Given data:
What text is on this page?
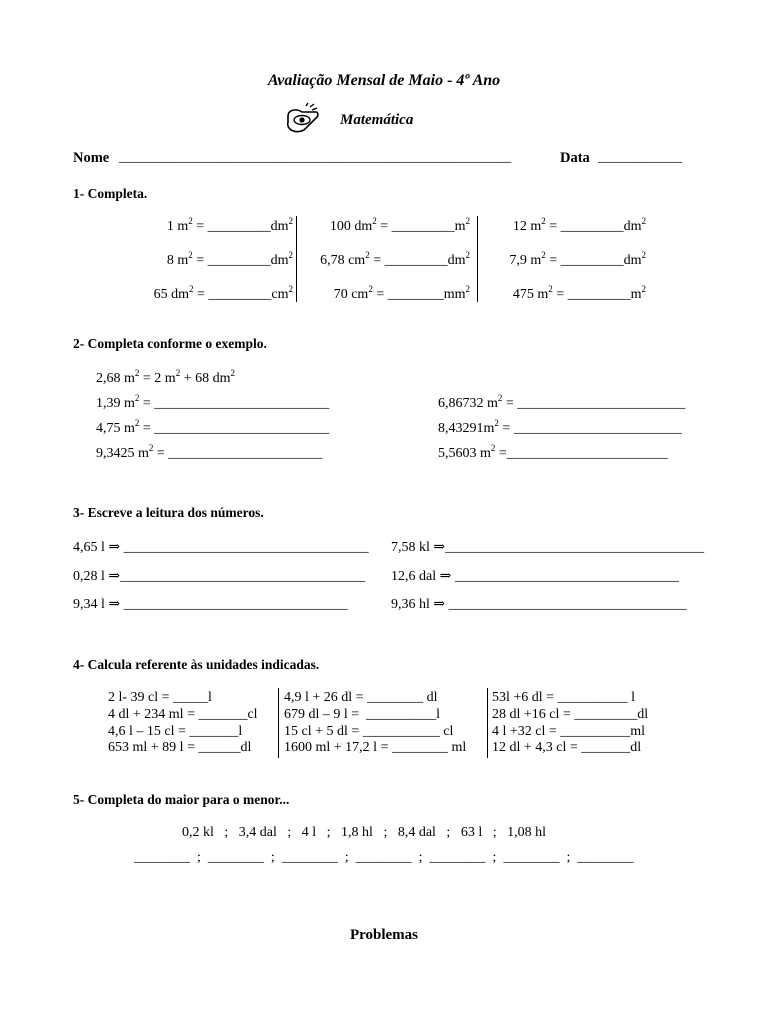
Avaliação Mensal de Maio - 4º Ano
Matemática
Nome ________________________________________________________	Data ____________
1- Completa.
1 $m^2$ = $\_\_\_\_\_\_\_\_\_dm^2$
8 $m^2$ = $\_\_\_\_\_\_\_\_\_dm^2$
65 $dm^2$ = $\_\_\_\_\_\_\_\_\_cm^2$
100 $dm^2$ = $\_\_\_\_\_\_\_\_\_m^2$
6,78 $cm^2$ = $\_\_\_\_\_\_\_\_\_dm^2$
70 $cm^2$ = $\_\_\_\_\_\_\_\_mm^2$
12 $m^2$ = $\_\_\_\_\_\_\_\_\_dm^2$
7,9 $m^2$ = $\_\_\_\_\_\_\_\_\_dm^2$
475 $m^2$ = $\_\_\_\_\_\_\_\_\_m^2$
2- Completa conforme o exemplo.
2,68 $m^2 = 2$ $m^2 + 68$ $dm^2$
1,39 $m^2$ = _________________________
4,75 $m^2$ = _________________________
9,3425 $m^2$ = ______________________
6,86732 $m^2$ = ________________________
$8,43291m^2$ = ________________________
5,5603 $m^2$ =_______________________
3- Escreve a leitura dos números.
4,65 l ⇒ ___________________________________
0,28 l ⇒___________________________________
9,34 l ⇒ ________________________________
7,58 kl ⇒_____________________________________
12,6 dal ⇒ ________________________________
9,36 hl ⇒ __________________________________
4- Calcula referente às unidades indicadas.
2 l- 39 cl = _____l
4 dl + 234 ml = _______cl
4,6 l – 15 cl = _______l
653 ml + 89 l = ______dl
4,9 l + 26 dl = ________ dl
679 dl – 9 l =  __________l
15 cl + 5 dl = ___________ cl
1600 ml + 17,2 l = ________ ml
53l +6 dl = __________ l
28 dl +16 cl = _________dl
4 l +32 cl = __________ml
12 dl + 4,3 cl = _______dl
5- Completa do maior para o menor...
0,2 kl   ;   3,4 dal   ;   4 l   ;   1,8 hl   ;   8,4 dal   ;   63 l   ;   1,08 hl
________  ;  ________  ;  ________  ;  ________  ;  ________  ;  ________  ;  ________
Problemas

Exercise aim: Set down the records in full and exactly. Do not carry over any image.

Finished answer:
What text is on this page?
Avaliação Mensal de Maio - 4º Ano
Matemática
Nome ________________________________________________________	Data ____________
1- Completa.
1 $m^2$ = $\_\_\_\_\_\_\_\_\_dm^2$
8 $m^2$ = $\_\_\_\_\_\_\_\_\_dm^2$
65 $dm^2$ = $\_\_\_\_\_\_\_\_\_cm^2$
100 $dm^2$ = $\_\_\_\_\_\_\_\_\_m^2$
6,78 $cm^2$ = $\_\_\_\_\_\_\_\_\_dm^2$
70 $cm^2$ = $\_\_\_\_\_\_\_\_mm^2$
12 $m^2$ = $\_\_\_\_\_\_\_\_\_dm^2$
7,9 $m^2$ = $\_\_\_\_\_\_\_\_\_dm^2$
475 $m^2$ = $\_\_\_\_\_\_\_\_\_m^2$
2- Completa conforme o exemplo.
2,68 $m^2 = 2$ $m^2 + 68$ $dm^2$
1,39 $m^2$ = _________________________
4,75 $m^2$ = _________________________
9,3425 $m^2$ = ______________________
6,86732 $m^2$ = ________________________
$8,43291m^2$ = ________________________
5,5603 $m^2$ =_______________________
3- Escreve a leitura dos números.
4,65 l ⇒ ___________________________________
0,28 l ⇒___________________________________
9,34 l ⇒ ________________________________
7,58 kl ⇒_____________________________________
12,6 dal ⇒ ________________________________
9,36 hl ⇒ __________________________________
4- Calcula referente às unidades indicadas.
2 l- 39 cl = _____l
4 dl + 234 ml = _______cl
4,6 l – 15 cl = _______l
653 ml + 89 l = ______dl
4,9 l + 26 dl = ________ dl
679 dl – 9 l =  __________l
15 cl + 5 dl = ___________ cl
1600 ml + 17,2 l = ________ ml
53l +6 dl = __________ l
28 dl +16 cl = _________dl
4 l +32 cl = __________ml
12 dl + 4,3 cl = _______dl
5- Completa do maior para o menor...
0,2 kl   ;   3,4 dal   ;   4 l   ;   1,8 hl   ;   8,4 dal   ;   63 l   ;   1,08 hl
________  ;  ________  ;  ________  ;  ________  ;  ________  ;  ________  ;  ________
Problemas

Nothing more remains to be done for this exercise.